[Dataset listings of figures]
-=-=-=-=-

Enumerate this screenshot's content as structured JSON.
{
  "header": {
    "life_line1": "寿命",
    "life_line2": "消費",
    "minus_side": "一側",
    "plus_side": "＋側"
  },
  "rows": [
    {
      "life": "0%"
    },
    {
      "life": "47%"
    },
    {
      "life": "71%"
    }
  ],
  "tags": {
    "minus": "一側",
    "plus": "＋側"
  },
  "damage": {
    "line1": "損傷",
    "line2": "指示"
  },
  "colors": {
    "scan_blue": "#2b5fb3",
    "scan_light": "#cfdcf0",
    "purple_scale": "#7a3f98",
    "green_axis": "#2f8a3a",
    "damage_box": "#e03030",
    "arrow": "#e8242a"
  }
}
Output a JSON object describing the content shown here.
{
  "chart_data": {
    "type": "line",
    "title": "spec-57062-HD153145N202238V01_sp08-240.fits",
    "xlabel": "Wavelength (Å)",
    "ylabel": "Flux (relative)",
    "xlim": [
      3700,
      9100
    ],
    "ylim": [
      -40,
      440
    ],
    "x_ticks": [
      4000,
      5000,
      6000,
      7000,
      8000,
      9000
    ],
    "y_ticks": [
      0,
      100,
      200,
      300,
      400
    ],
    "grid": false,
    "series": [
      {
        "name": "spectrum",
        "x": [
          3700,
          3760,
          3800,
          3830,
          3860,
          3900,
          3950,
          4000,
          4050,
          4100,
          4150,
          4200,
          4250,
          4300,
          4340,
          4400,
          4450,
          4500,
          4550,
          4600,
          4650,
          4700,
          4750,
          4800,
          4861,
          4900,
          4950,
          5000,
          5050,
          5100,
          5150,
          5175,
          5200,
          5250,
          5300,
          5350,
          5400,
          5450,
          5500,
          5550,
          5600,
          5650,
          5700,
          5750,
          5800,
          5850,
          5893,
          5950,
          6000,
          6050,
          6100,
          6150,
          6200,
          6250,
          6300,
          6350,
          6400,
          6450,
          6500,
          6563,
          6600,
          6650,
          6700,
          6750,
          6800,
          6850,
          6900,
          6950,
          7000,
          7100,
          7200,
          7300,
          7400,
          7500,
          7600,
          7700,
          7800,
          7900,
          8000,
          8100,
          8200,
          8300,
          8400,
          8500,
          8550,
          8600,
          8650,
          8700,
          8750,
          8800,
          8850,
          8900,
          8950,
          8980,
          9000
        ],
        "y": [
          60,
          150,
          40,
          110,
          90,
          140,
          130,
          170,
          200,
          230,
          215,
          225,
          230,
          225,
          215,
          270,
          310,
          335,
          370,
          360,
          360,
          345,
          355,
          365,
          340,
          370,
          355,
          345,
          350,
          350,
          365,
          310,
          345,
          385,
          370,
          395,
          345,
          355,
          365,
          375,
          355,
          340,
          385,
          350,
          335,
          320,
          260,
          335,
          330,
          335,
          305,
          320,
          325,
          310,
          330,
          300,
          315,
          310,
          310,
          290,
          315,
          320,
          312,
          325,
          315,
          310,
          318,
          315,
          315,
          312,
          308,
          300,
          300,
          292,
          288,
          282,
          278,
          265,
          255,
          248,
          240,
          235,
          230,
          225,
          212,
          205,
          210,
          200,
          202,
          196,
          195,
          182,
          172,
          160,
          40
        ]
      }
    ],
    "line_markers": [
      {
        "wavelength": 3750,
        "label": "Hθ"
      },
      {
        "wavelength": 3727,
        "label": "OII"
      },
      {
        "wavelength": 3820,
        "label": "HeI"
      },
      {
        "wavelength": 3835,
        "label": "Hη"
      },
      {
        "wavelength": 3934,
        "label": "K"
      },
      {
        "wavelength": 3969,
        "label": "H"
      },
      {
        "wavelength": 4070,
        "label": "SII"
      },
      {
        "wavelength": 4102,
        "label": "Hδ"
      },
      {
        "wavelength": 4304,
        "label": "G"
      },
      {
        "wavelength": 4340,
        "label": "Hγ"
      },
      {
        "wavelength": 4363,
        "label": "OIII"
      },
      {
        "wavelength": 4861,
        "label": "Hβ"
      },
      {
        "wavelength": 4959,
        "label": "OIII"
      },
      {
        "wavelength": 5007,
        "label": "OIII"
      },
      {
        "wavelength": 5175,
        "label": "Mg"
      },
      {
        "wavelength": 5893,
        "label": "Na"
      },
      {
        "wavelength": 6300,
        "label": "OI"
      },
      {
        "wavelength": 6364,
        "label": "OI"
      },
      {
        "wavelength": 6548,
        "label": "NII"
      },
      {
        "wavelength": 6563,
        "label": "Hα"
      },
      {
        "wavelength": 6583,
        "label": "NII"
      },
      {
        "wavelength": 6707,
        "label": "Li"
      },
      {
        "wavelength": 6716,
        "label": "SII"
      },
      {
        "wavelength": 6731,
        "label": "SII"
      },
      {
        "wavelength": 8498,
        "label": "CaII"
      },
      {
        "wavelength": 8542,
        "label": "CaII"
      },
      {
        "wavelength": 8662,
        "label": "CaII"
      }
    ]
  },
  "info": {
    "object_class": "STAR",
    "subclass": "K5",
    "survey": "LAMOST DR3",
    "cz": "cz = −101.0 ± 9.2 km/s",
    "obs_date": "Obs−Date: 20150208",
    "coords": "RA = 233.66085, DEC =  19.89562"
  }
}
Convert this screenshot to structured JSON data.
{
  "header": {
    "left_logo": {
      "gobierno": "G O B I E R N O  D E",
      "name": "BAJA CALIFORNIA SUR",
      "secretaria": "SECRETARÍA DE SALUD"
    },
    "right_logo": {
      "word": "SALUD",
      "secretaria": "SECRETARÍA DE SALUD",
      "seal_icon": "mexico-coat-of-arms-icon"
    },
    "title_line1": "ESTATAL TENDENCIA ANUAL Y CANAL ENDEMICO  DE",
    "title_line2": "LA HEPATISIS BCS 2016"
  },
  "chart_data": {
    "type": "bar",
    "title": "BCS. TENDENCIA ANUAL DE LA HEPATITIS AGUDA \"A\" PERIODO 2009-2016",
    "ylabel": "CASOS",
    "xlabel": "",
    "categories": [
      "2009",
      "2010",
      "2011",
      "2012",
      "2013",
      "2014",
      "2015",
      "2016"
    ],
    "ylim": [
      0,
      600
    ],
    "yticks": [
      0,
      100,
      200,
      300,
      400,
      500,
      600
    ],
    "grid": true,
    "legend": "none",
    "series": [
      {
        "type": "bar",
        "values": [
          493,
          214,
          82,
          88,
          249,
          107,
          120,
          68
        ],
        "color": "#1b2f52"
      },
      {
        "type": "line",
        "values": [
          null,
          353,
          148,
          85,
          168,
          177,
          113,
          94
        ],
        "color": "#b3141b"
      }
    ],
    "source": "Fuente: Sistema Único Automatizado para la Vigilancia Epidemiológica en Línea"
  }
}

-=-=-=-=-

### Prompt
Copy down every line of the entries containing the word "JSON".

### Solution to this problem
Enumerate this screenshot's content as structured JSON.
Output a JSON object describing the content shown here.
Convert this screenshot to structured JSON data.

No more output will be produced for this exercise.